Goal:
Set down each line of the material that follows, exactly, with no pictures.

Recorded information:
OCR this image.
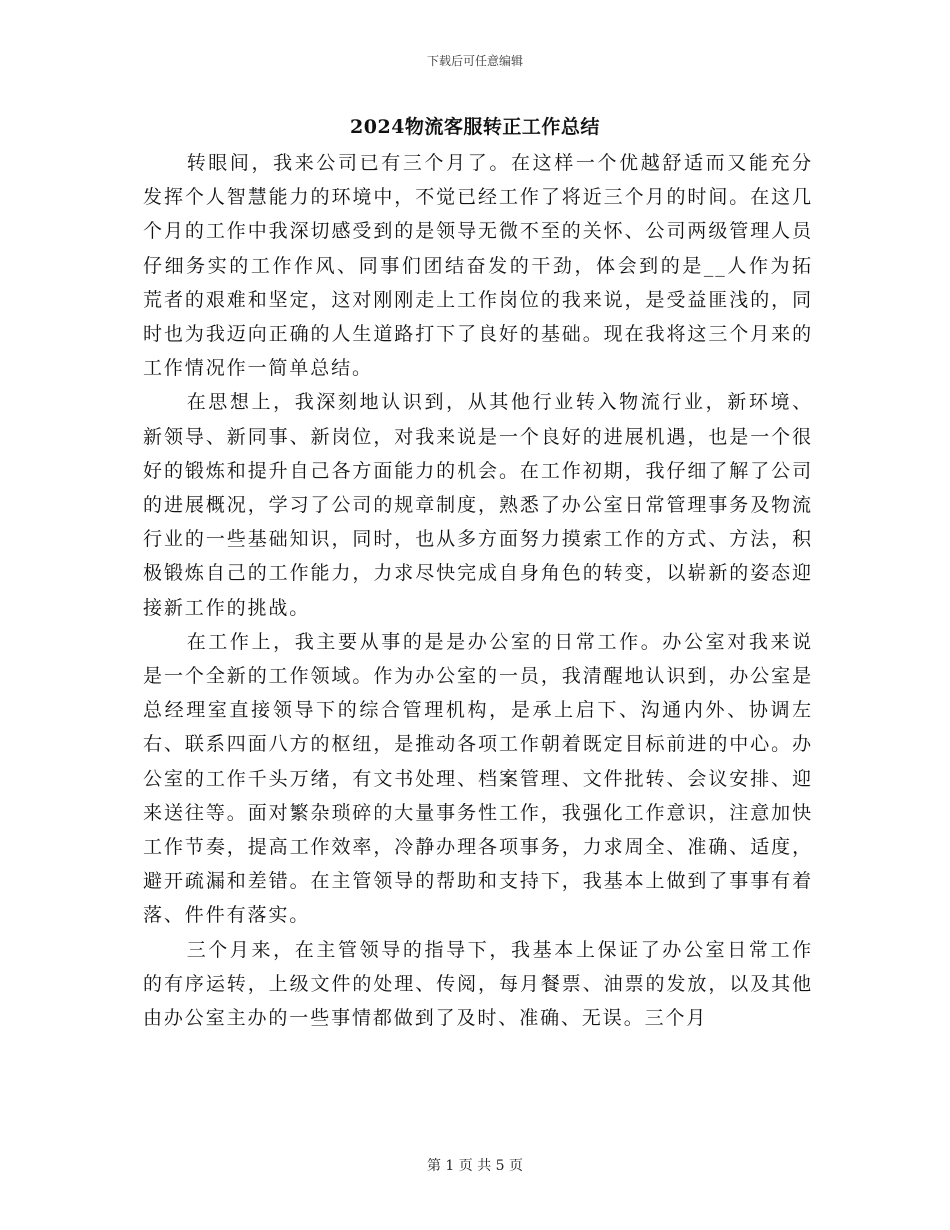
下载后可任意编辑
2024物流客服转正工作总结

转眼间，我来公司已有三个月了。在这样一个优越舒适而又能充分发挥个人智慧能力的环境中，不觉已经工作了将近三个月的时间。在这几个月的工作中我深切感受到的是领导无微不至的关怀、公司两级管理人员仔细务实的工作作风、同事们团结奋发的干劲，体会到的是__人作为拓荒者的艰难和坚定，这对刚刚走上工作岗位的我来说，是受益匪浅的，同时也为我迈向正确的人生道路打下了良好的基础。现在我将这三个月来的工作情况作一简单总结。

在思想上，我深刻地认识到，从其他行业转入物流行业，新环境、新领导、新同事、新岗位，对我来说是一个良好的进展机遇，也是一个很好的锻炼和提升自己各方面能力的机会。在工作初期，我仔细了解了公司的进展概况，学习了公司的规章制度，熟悉了办公室日常管理事务及物流行业的一些基础知识，同时，也从多方面努力摸索工作的方式、方法，积极锻炼自己的工作能力，力求尽快完成自身角色的转变，以崭新的姿态迎接新工作的挑战。

在工作上，我主要从事的是是办公室的日常工作。办公室对我来说是一个全新的工作领域。作为办公室的一员，我清醒地认识到，办公室是总经理室直接领导下的综合管理机构，是承上启下、沟通内外、协调左右、联系四面八方的枢纽，是推动各项工作朝着既定目标前进的中心。办公室的工作千头万绪，有文书处理、档案管理、文件批转、会议安排、迎来送往等。面对繁杂琐碎的大量事务性工作，我强化工作意识，注意加快工作节奏，提高工作效率，冷静办理各项事务，力求周全、准确、适度，避开疏漏和差错。在主管领导的帮助和支持下，我基本上做到了事事有着落、件件有落实。

三个月来，在主管领导的指导下，我基本上保证了办公室日常工作的有序运转，上级文件的处理、传阅，每月餐票、油票的发放，以及其他由办公室主办的一些事情都做到了及时、准确、无误。三个月

第 1 页 共 5 页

Task answer:
OCR this image.
下载后可任意编辑
2024物流客服转正工作总结

转眼间，我来公司已有三个月了。在这样一个优越舒适而又能充分发挥个人智慧能力的环境中，不觉已经工作了将近三个月的时间。在这几个月的工作中我深切感受到的是领导无微不至的关怀、公司两级管理人员仔细务实的工作作风、同事们团结奋发的干劲，体会到的是__人作为拓荒者的艰难和坚定，这对刚刚走上工作岗位的我来说，是受益匪浅的，同时也为我迈向正确的人生道路打下了良好的基础。现在我将这三个月来的工作情况作一简单总结。

在思想上，我深刻地认识到，从其他行业转入物流行业，新环境、新领导、新同事、新岗位，对我来说是一个良好的进展机遇，也是一个很好的锻炼和提升自己各方面能力的机会。在工作初期，我仔细了解了公司的进展概况，学习了公司的规章制度，熟悉了办公室日常管理事务及物流行业的一些基础知识，同时，也从多方面努力摸索工作的方式、方法，积极锻炼自己的工作能力，力求尽快完成自身角色的转变，以崭新的姿态迎接新工作的挑战。

在工作上，我主要从事的是是办公室的日常工作。办公室对我来说是一个全新的工作领域。作为办公室的一员，我清醒地认识到，办公室是总经理室直接领导下的综合管理机构，是承上启下、沟通内外、协调左右、联系四面八方的枢纽，是推动各项工作朝着既定目标前进的中心。办公室的工作千头万绪，有文书处理、档案管理、文件批转、会议安排、迎来送往等。面对繁杂琐碎的大量事务性工作，我强化工作意识，注意加快工作节奏，提高工作效率，冷静办理各项事务，力求周全、准确、适度，避开疏漏和差错。在主管领导的帮助和支持下，我基本上做到了事事有着落、件件有落实。

三个月来，在主管领导的指导下，我基本上保证了办公室日常工作的有序运转，上级文件的处理、传阅，每月餐票、油票的发放，以及其他由办公室主办的一些事情都做到了及时、准确、无误。三个月

第 1 页 共 5 页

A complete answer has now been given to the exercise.